Set problem:
Pick out every line in the data below that holds "sociale".
***** Records supplied
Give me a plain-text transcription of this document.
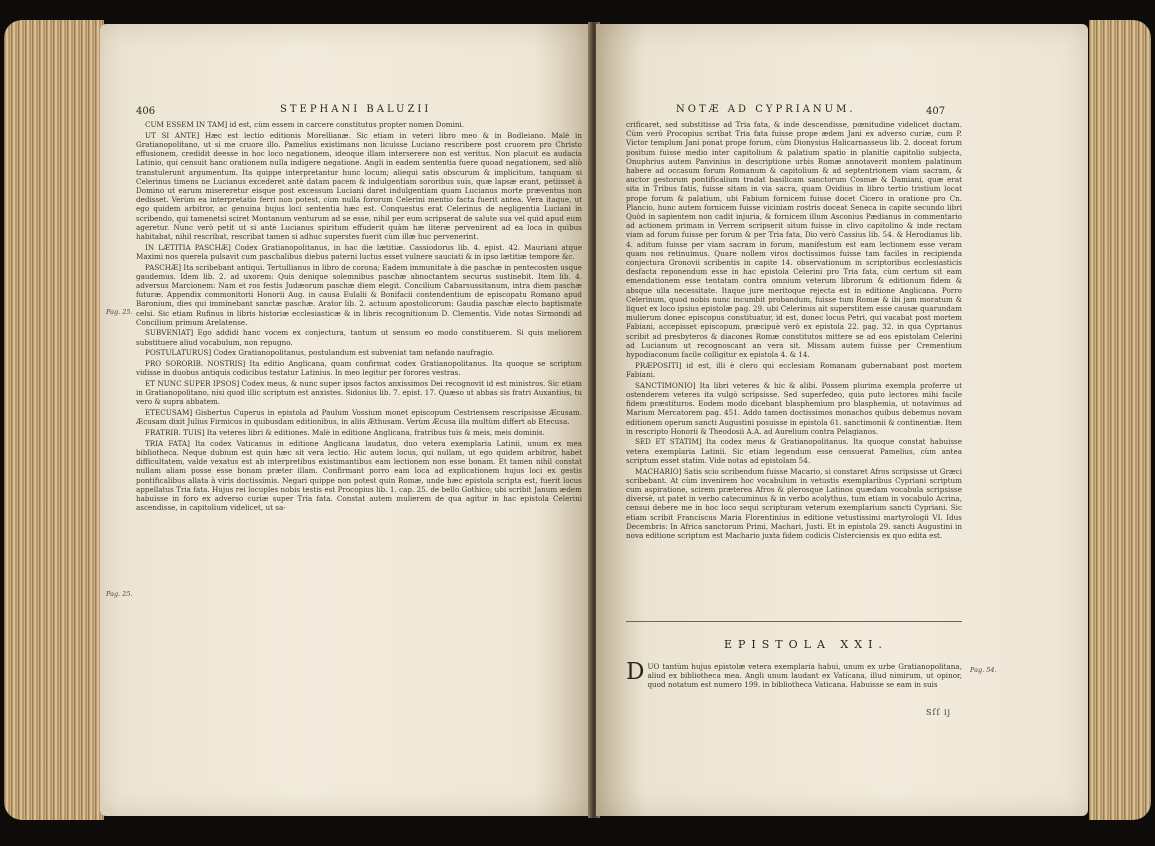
406	STEPHANI BALUZII
Pag. 25.
Pag. 25.

CUM ESSEM IN TAM] id est, cùm essem in carcere constitutus propter nomen Domini.

UT SI ANTE] Hæc est lectio editionis Morellianæ. Sic etiam in veteri libro meo & in Bodleiano. Malè in Gratianopolitano, ut si me cruore illo. Pamelius existimans non licuisse Luciano rescribere post cruorem pro Christo effusionem, credidit deesse in hoc loco negationem, ideoque illam interserere non est veritus. Non placuit ea audacia Latinio, qui censuit hanc orationem nulla indigere negatione. Angli in eadem sententia fuere quoad negationem, sed aliò transtulerunt argumentum. Ita quippe interpretantur hunc locum; aliequi satis obscurum & implicitum, tanquam si Celerinus timens ne Lucianus excederet antè datam pacem & indulgentiam sororibus suis, quæ lapsæ erant, petiisset à Domino ut earum misereretur eisque post excessum Luciani daret indulgentiam quam Lucianus morte præventus non dedisset. Verùm ea interpretatio ferri non potest, cùm nulla fororum Celerini mentio facta fuerit antea. Vera itaque, ut ego quidem arbitror, ac genuina hujus loci sententia hæc est. Conquestus erat Celerinus de negligentia Luciani in scribendo, qui tamenetsi sciret Montanum venturum ad se esse, nihil per eum scripserat de salute sua vel quid apud eum ageretur. Nunc verò petit ut si antè Lucianus spiritum effuderit quàm hæ literæ pervenirent ad ea loca in quibus habitabat, nihil rescribat, rescribat tamen si adhuc superstes fuerit cùm illæ huc pervenerint.

IN LÆTITIA PASCHÆ] Codex Gratianopolitanus, in hac die lætitiæ. Cassiodorus lib. 4. epist. 42. Mauriani atque Maximi nos querela pulsavit cum paschalibus diebus paterni luctus esset vulnere sauciati & in ipso lætitiæ tempore &c.

PASCHÆ] Ita scribebant antiqui. Tertullianus in libro de corona; Eadem immunitate à die paschæ in pentecosten usque gaudemus. Idem lib. 2. ad uxorem: Quis denique solemnibus paschæ abnoctantem securus sustinebit. Item lib. 4. adversus Marcionem: Nam et ros festis Judæorum paschæ diem elegit. Concilium Cabarsussitanum, intra diem paschæ futuræ. Appendix commonitorii Honorii Aug. in causa Eulalii & Bonifacii contendentium de episcopatu Romano apud Baronium, dies qui imminebant sanctæ paschæ. Arator lib. 2. actuum apostolicorum: Gaudia paschæ electo baptismate celsi. Sic etiam Rufinus in libris historiæ ecclesiasticæ & in libris recognitionum D. Clementis. Vide notas Sirmondi ad Concilium primum Arelatense.

SUBVENIAT] Ego addidi hanc vocem ex conjectura, tantum ut sensum eo modo constituerem. Si quis meliorem substituere aliud vocabulum, non repugno.

POSTULATURUS] Codex Gratianopolitanus, postulandum est subveniat tam nefando naufragio.

PRO SORORIB. NOSTRIS] Ita editio Anglicana, quam confirmat codex Gratianopolitanus. Ita quoque se scriptum vidisse in duobus antiquis codicibus testatur Latinius. In meo legitur per forores vestras.

ET NUNC SUPER IPSOS] Codex meus, & nunc super ipsos factos anxissimos Dei recognovit id est ministros. Sic etiam in Gratianopolitano, nisi quod illic scriptum est anxistes. Sidonius lib. 7. epist. 17. Quæso ut abbas sis fratri Auxantius, tu vero & supra abbatem.

ETECUSAM] Gisbertus Cuperus in epistola ad Paulum Vossium monet episcopum Cestriensem rescripsisse Æcusam. Æcusam dixit Julius Firmicus in quibusdam editionibus, in aliis Æthusam. Verùm Æcusa illa multùm differt ab Etecusa.

FRATRIB. TUIS] Ita veteres libri & editiones. Malè in editione Anglicana, fratribus tuis & meis, meis dominis.

TRIA FATA] Ita codex Vaticanus in editione Anglicana laudatus, duo vetera exemplaria Latinii, unum ex mea bibliotheca. Neque dubium est quin hæc sit vera lectio. Hic autem locus, qui nullam, ut ego quidem arbitror, habet difficultatem, valde vexatus est ab interpretibus existimantibus eam lectionem non esse bonam. Et tamen nihil constat nullam aliam posse esse bonam præter illam. Confirmant porro eam loca ad explicationem hujus loci ex gestis pontificalibus allata à viris doctissimis. Negari quippe non potest quin Romæ, unde hæc epistola scripta est, fuerit locus appellatus Tria fata. Hujus rei locuples nobis testis est Procopius lib. 1. cap. 25. de bello Gothico; ubi scribit Janum ædem habuisse in foro ex adverso curiæ super Tria fata. Constat autem mulierem de qua agitur in hac epistola Celerini ascendisse, in capitolium videlicet, ut sa-

NOTÆ AD CYPRIANUM.	407
Pag. 54.

crificaret, sed substitisse ad Tria fata, & inde descendisse, pœnitudine videlicet ductam. Cùm verò Procopius scribat Tria fata fuisse prope ædem Jani ex adverso curiæ, cum P. Victor templum Jani ponat prope forum, cùm Dionysius Halicarnasseus lib. 2. doceat forum positum fuisse medio inter capitolium & palatium spatio in planitie capitolio subjecta, Onuphrius autem Panvinius in descriptione urbis Romæ annotaverit montem palatinum habere ad occasum forum Romanum & capitolium & ad septentrionem viam sacram, & auctor gestorum pontificalium tradat basilicam sanctorum Cosmæ & Damiani, quæ erat sita in Tribus fatis, fuisse sitam in via sacra, quam Ovidius in libro tertio tristium locat prope forum & palatium, ubi Fabium fornicem fuisse docet Cicero in oratione pro Cn. Plancio, hunc autem fornicem fuisse viciniam rostris doceat Seneca in capite secundo libri Quòd in sapientem non cadit injuria, & fornicem illum Asconius Pædianus in commentario ad actionem primam in Verrem scripserit situm fuisse in clivo capitolino & inde rectam viam ad forum fuisse per forum & per Tria fata, Dio verò Cassius lib. 54. & Herodianus lib. 4. aditum fuisse per viam sacram in forum, manifestum est eam lectionem esse veram quam nos retinuimus. Quare nollem viros doctissimos fuisse tam faciles in recipienda conjectura Gronovii scribentis in capite 14. observationum in scriptoribus ecclesiasticis desfacta reponendum esse in hac epistola Celerini pro Tria fata, cùm certum sit eam emendationem esse tentatam contra omnium veterum librorum & editionum fidem & absque ulla necessitate. Itaque jure meritoque rejecta est in editione Anglicana. Porro Celerinum, quod nobis nunc incumbit probandum, fuisse tum Romæ & ibi jam moratum & liquet ex loco ipsius epistolæ pag. 29. ubi Celerinus ait superstitem esse causæ quarundam mulierum donec episcopus constituatur, id est, donec locus Petri, qui vacabat post mortem Fabiani, accepisset episcopum, præcipuè verò ex epistola 22. pag. 32. in qua Cyprianus scribit ad presbyteros & diacones Romæ constitutos mittere se ad eos epistolam Celerini ad Lucianum ut recognoscant an vera sit. Missam autem fuisse per Crementium hypodiaconum facile colligitur ex epistola 4. & 14.

PRÆPOSITI] id est, illi è clero qui ecclesiam Romanam gubernabant post mortem Fabiani.

SANCTIMONIO] Ita libri veteres & hic & alibi. Possem plurima exempla proferre ut ostenderem veteres ita vulgò scripsisse. Sed superfedeo, quia puto lectores mihi facile fidem præstituros. Eodem modo dicebant blasphemium pro blasphemia, ut notavimus ad Marium Mercatorem pag. 451. Addo tamen doctissimos monachos quibus debemus novam editionem operum sancti Augustini posuisse in epistola 61. sanctimonii & continentiæ. Item in rescripto Honorii & Theodosii A.A. ad Aurelium contra Pelagianos.

SED ET STATIM] Ita codex meus & Gratianopolitanus. Ita quoque constat habuisse vetera exemplaria Latinii. Sic etiam legendum esse censuerat Pamelius, cùm antea scriptum esset statim. Vide notas ad epistolam 54.

MACHARIO] Satis scio scribendum fuisse Macario, si constaret Afros scripsisse ut Græci scribebant. At cùm invenirem hoc vocabulum in vetustis exemplaribus Cypriani scriptum cum aspiratione, scirem præterea Afros & plerosque Latinos quædam vocabula scripsisse diversè, ut patet in verbo catecuminus & in verbo acolythus, tum etiam in vocabulo Acrina, censui debere me in hoc loco sequi scripturam veterum exemplarium sancti Cypriani. Sic etiam scribit Franciscus Maria Florentinius in editione vetustissimi martyrologii VI. Idus Decembris: In Africa sanctorum Primi, Machari, Justi. Et in epistola 29. sancti Augustini in nova editione scriptum est Machario juxta fidem codicis Cisterciensis ex quo edita est.

EPISTOLA XXI.
D UO tantùm hujus epistolæ vetera exemplaria habui, unum ex urbe Gratianopolitana, aliud ex bibliotheca mea. Angli unum laudant ex Vaticana, illud nimirum, ut opinor, quod notatum est numero 199. in bibliotheca Vaticana. Habuisse se eam in suis
Sſſ ij
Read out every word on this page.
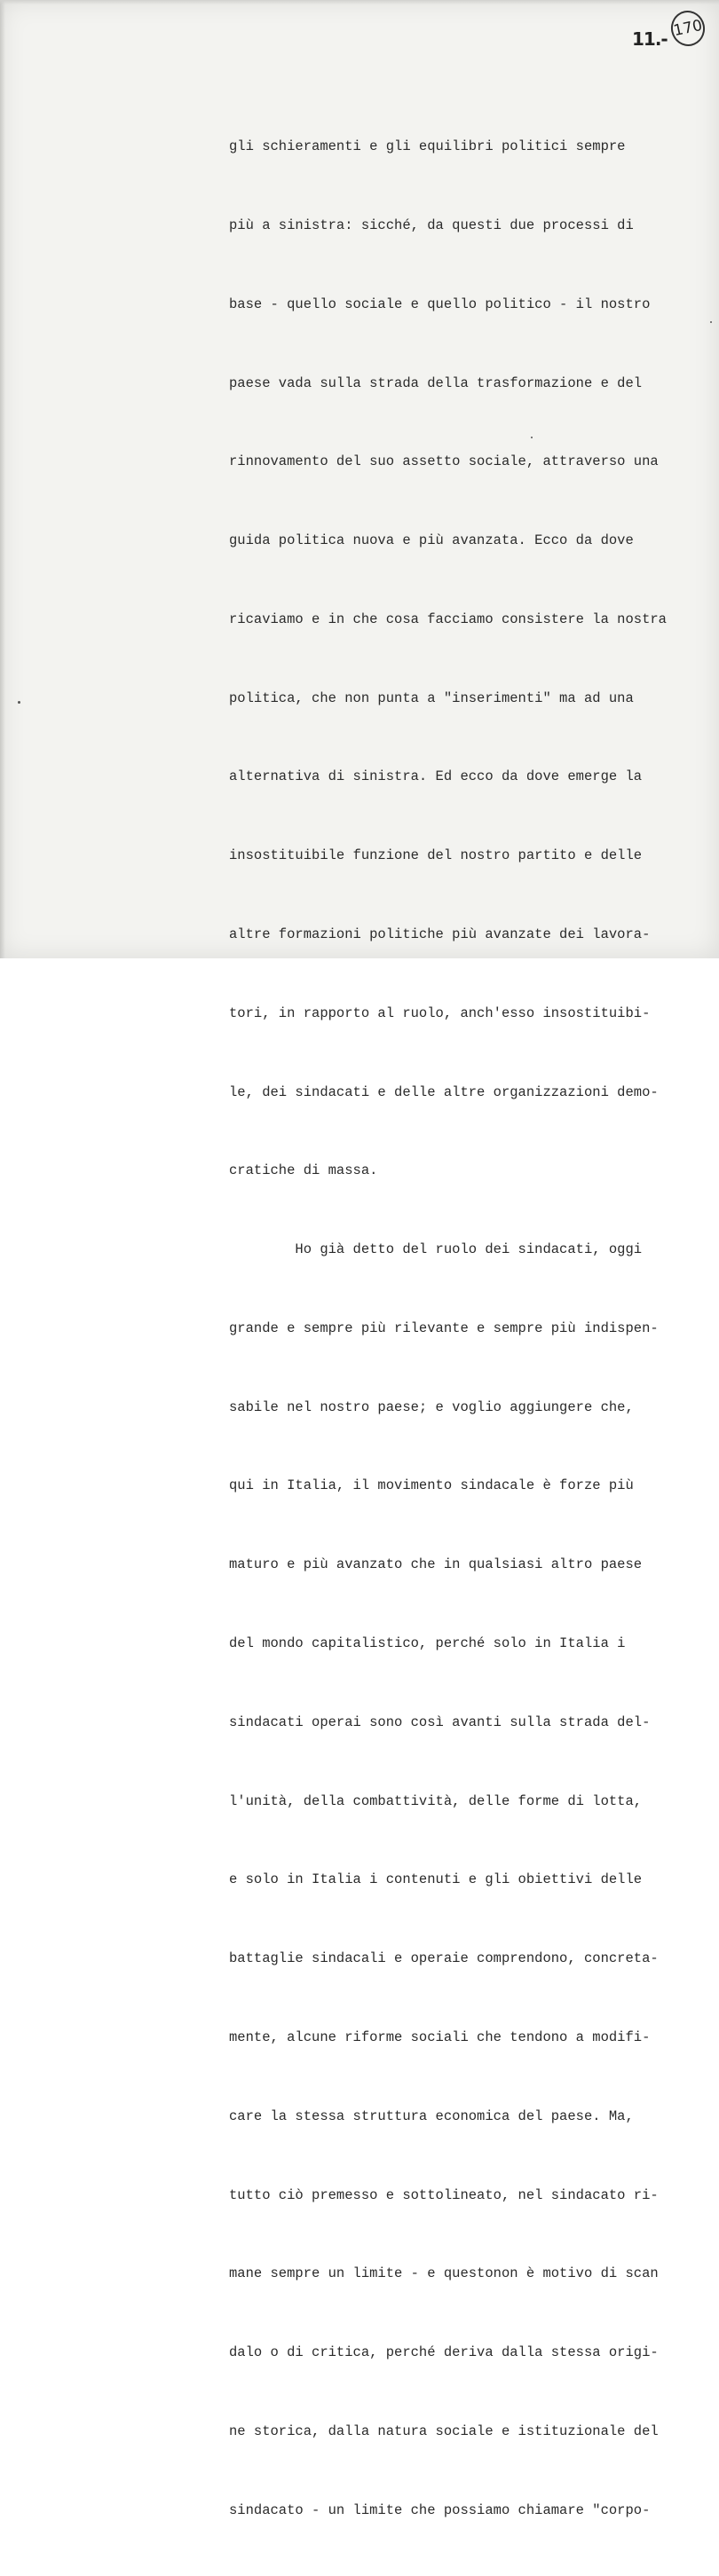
11.- 170

gli schieramenti e gli equilibri politici sempre

più a sinistra: sicché, da questi due processi di

base - quello sociale e quello politico - il nostro

paese vada sulla strada della trasformazione e del

rinnovamento del suo assetto sociale, attraverso una

guida politica nuova e più avanzata. Ecco da dove

ricaviamo e in che cosa facciamo consistere la nostra

politica, che non punta a "inserimenti" ma ad una

alternativa di sinistra. Ed ecco da dove emerge la

insostituibile funzione del nostro partito e delle

altre formazioni politiche più avanzate dei lavora-

tori, in rapporto al ruolo, anch'esso insostituibi-

le, dei sindacati e delle altre organizzazioni demo-

cratiche di massa.

Ho già detto del ruolo dei sindacati, oggi

grande e sempre più rilevante e sempre più indispen-

sabile nel nostro paese; e voglio aggiungere che,

qui in Italia, il movimento sindacale è forze più

maturo e più avanzato che in qualsiasi altro paese

del mondo capitalistico, perché solo in Italia i

sindacati operai sono così avanti sulla strada del-

l'unità, della combattività, delle forme di lotta,

e solo in Italia i contenuti e gli obiettivi delle

battaglie sindacali e operaie comprendono, concreta-

mente, alcune riforme sociali che tendono a modifi-

care la stessa struttura economica del paese. Ma,

tutto ciò premesso e sottolineato, nel sindacato ri-

mane sempre un limite - e questonon è motivo di scan

dalo o di critica, perché deriva dalla stessa origi-

ne storica, dalla natura sociale e istituzionale del

sindacato - un limite che possiamo chiamare "corpo-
**********
The answer:
base - quello sociale e quello politico - il nostro
rinnovamento del suo assetto sociale, attraverso una
ne storica, dalla natura sociale e istituzionale del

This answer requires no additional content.